[Stored data entries]
━━━━━━━━━━━━━━━━━━━━━━━━━━━━━━
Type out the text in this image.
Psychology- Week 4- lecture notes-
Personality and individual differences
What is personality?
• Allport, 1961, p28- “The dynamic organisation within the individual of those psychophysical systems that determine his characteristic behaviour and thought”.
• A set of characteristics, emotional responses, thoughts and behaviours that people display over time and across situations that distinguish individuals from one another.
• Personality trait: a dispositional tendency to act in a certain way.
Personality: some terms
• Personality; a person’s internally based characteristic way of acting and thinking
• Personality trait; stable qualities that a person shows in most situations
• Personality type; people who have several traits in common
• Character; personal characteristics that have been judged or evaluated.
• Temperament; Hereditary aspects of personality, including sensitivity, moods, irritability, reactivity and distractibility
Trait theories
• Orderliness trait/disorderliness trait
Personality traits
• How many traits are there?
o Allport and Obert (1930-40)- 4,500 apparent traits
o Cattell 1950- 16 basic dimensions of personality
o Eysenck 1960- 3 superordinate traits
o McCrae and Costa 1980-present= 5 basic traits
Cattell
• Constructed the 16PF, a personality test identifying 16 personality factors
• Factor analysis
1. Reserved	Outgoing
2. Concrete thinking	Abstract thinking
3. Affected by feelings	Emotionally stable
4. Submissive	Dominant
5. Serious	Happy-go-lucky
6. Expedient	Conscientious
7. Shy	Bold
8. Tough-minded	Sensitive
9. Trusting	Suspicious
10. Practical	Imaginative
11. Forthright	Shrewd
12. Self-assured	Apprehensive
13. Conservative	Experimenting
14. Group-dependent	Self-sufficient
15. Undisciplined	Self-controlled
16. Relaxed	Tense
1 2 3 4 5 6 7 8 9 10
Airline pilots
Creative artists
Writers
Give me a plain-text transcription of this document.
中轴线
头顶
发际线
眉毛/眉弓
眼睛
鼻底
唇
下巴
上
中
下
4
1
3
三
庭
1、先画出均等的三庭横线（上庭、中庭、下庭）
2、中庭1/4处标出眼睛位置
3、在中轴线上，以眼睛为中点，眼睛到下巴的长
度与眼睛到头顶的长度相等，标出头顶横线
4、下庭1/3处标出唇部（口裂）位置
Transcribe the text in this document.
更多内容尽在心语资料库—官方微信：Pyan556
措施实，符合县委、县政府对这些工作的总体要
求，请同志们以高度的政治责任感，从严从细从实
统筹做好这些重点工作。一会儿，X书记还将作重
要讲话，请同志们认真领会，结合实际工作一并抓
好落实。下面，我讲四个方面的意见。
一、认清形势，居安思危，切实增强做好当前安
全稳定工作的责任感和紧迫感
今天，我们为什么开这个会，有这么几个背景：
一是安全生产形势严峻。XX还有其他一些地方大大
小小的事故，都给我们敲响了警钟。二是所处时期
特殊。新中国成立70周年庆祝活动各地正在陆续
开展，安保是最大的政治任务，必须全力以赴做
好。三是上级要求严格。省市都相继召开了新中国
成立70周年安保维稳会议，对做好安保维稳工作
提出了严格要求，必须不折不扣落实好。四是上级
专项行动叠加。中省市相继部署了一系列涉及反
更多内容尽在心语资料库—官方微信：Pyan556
━━━━━━━━━━━━━━━━━━━━━━━━━━━━━━
Retype the data in full and match it exactly.

FINISHED ANSWER:
Type out the text in this image.
Psychology- Week 4- lecture notes-
Personality and individual differences
What is personality?
• Allport, 1961, p28- “The dynamic organisation within the individual of those psychophysical systems that determine his characteristic behaviour and thought”.
• A set of characteristics, emotional responses, thoughts and behaviours that people display over time and across situations that distinguish individuals from one another.
• Personality trait: a dispositional tendency to act in a certain way.
Personality: some terms
• Personality; a person’s internally based characteristic way of acting and thinking
• Personality trait; stable qualities that a person shows in most situations
• Personality type; people who have several traits in common
• Character; personal characteristics that have been judged or evaluated.
• Temperament; Hereditary aspects of personality, including sensitivity, moods, irritability, reactivity and distractibility
Trait theories
• Orderliness trait/disorderliness trait
Personality traits
• How many traits are there?
o Allport and Obert (1930-40)- 4,500 apparent traits
o Cattell 1950- 16 basic dimensions of personality
o Eysenck 1960- 3 superordinate traits
o McCrae and Costa 1980-present= 5 basic traits
Cattell
• Constructed the 16PF, a personality test identifying 16 personality factors
• Factor analysis
1. Reserved	Outgoing
2. Concrete thinking	Abstract thinking
3. Affected by feelings	Emotionally stable
4. Submissive	Dominant
5. Serious	Happy-go-lucky
6. Expedient	Conscientious
7. Shy	Bold
8. Tough-minded	Sensitive
9. Trusting	Suspicious
10. Practical	Imaginative
11. Forthright	Shrewd
12. Self-assured	Apprehensive
13. Conservative	Experimenting
14. Group-dependent	Self-sufficient
15. Undisciplined	Self-controlled
16. Relaxed	Tense
1 2 3 4 5 6 7 8 9 10
Airline pilots
Creative artists
Writers
Give me a plain-text transcription of this document.
中轴线
头顶
发际线
眉毛/眉弓
眼睛
鼻底
唇
下巴
上
中
下
4
1
3
三
庭
1、先画出均等的三庭横线（上庭、中庭、下庭）
2、中庭1/4处标出眼睛位置
3、在中轴线上，以眼睛为中点，眼睛到下巴的长
度与眼睛到头顶的长度相等，标出头顶横线
4、下庭1/3处标出唇部（口裂）位置
Transcribe the text in this document.
更多内容尽在心语资料库—官方微信：Pyan556
措施实，符合县委、县政府对这些工作的总体要
求，请同志们以高度的政治责任感，从严从细从实
统筹做好这些重点工作。一会儿，X书记还将作重
要讲话，请同志们认真领会，结合实际工作一并抓
好落实。下面，我讲四个方面的意见。
一、认清形势，居安思危，切实增强做好当前安
全稳定工作的责任感和紧迫感
今天，我们为什么开这个会，有这么几个背景：
一是安全生产形势严峻。XX还有其他一些地方大大
小小的事故，都给我们敲响了警钟。二是所处时期
特殊。新中国成立70周年庆祝活动各地正在陆续
开展，安保是最大的政治任务，必须全力以赴做
好。三是上级要求严格。省市都相继召开了新中国
成立70周年安保维稳会议，对做好安保维稳工作
提出了严格要求，必须不折不扣落实好。四是上级
专项行动叠加。中省市相继部署了一系列涉及反
更多内容尽在心语资料库—官方微信：Pyan556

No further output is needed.